**What you will do:**
Could you say how many lines in the entries contain the string "this"? Give only that number.

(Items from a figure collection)
____
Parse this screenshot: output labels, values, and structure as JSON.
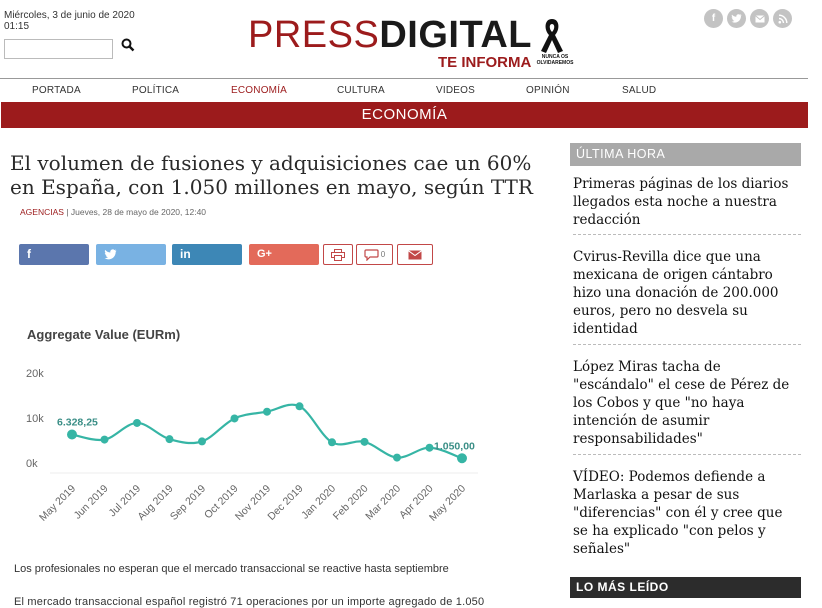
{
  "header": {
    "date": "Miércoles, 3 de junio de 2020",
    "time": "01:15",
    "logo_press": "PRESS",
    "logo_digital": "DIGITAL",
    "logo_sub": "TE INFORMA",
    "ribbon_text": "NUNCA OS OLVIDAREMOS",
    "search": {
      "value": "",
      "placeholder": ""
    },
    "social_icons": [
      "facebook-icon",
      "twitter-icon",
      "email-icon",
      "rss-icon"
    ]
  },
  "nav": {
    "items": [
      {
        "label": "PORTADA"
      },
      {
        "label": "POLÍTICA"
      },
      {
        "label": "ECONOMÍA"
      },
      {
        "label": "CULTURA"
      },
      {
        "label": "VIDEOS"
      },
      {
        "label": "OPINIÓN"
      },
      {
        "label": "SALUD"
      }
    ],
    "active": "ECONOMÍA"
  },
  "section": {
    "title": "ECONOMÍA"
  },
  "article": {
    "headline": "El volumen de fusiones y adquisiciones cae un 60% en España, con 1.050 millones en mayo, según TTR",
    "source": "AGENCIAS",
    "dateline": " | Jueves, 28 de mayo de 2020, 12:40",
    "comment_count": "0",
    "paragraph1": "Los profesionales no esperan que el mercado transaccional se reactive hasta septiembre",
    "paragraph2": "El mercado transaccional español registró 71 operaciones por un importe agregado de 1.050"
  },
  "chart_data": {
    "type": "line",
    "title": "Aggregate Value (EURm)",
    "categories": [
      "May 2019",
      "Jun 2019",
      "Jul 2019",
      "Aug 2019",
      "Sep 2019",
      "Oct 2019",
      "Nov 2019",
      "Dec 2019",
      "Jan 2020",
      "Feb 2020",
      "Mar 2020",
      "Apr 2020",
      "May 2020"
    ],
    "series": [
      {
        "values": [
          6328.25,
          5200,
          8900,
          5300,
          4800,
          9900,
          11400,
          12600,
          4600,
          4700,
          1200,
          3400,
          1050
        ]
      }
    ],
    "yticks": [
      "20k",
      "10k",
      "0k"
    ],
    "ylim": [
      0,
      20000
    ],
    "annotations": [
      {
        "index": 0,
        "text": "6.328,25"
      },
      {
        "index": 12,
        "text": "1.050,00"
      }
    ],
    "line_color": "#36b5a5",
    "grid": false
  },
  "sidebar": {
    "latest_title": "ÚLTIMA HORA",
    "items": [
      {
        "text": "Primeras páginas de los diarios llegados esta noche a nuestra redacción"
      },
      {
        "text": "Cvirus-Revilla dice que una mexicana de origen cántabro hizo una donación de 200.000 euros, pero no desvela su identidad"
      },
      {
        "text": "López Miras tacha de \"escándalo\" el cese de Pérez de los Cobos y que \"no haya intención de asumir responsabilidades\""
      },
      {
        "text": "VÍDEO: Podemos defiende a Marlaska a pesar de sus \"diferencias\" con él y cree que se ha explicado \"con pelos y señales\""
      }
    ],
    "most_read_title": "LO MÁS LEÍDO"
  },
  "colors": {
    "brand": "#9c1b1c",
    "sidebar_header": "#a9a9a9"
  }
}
____
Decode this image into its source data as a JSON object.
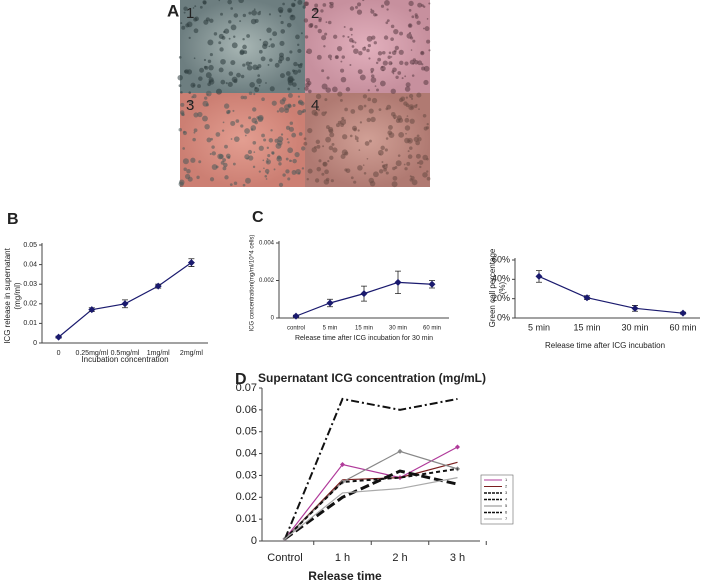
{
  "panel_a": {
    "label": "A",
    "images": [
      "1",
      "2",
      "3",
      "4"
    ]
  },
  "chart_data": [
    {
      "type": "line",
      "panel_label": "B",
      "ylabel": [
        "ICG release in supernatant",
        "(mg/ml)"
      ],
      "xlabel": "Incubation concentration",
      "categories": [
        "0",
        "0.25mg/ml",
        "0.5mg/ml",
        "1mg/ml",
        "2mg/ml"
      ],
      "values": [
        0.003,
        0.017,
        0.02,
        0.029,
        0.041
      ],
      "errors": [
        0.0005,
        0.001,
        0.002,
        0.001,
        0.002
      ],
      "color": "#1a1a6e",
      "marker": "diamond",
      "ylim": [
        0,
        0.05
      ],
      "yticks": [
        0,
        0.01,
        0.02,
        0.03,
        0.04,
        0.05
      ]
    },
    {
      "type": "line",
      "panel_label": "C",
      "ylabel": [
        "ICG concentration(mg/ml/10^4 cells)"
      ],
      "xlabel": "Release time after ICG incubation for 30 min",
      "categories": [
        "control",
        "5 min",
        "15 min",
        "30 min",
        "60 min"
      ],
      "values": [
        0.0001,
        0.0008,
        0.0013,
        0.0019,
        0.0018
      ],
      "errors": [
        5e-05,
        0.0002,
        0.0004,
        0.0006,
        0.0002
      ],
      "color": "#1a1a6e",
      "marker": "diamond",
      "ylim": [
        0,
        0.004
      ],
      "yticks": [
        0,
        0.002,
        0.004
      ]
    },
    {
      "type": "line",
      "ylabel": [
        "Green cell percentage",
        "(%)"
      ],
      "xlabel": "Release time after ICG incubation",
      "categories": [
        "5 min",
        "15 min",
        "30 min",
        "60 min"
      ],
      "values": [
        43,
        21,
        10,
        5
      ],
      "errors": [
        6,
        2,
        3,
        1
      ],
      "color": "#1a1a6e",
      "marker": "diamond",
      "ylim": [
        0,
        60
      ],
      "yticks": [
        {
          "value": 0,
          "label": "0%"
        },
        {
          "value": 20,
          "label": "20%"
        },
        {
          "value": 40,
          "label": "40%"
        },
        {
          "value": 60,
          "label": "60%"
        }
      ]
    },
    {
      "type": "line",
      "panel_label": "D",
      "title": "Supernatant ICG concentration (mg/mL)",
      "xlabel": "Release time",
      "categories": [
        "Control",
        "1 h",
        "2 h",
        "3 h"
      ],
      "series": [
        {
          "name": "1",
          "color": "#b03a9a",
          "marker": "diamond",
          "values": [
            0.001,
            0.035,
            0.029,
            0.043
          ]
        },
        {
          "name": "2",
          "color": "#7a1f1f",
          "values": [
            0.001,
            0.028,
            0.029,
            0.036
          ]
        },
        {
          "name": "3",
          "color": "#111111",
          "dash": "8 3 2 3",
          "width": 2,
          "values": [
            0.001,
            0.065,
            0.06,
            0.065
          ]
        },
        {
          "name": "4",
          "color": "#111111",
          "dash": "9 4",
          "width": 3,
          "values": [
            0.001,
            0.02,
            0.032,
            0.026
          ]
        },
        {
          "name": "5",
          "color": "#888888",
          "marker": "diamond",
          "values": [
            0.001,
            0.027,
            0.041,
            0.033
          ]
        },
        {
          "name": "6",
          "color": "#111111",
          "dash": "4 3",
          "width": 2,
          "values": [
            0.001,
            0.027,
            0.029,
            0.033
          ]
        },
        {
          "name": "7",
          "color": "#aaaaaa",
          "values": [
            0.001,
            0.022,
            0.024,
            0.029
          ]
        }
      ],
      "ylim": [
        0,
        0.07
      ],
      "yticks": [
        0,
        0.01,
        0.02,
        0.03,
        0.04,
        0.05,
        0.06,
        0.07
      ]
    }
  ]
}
____
**Exercise response:**
2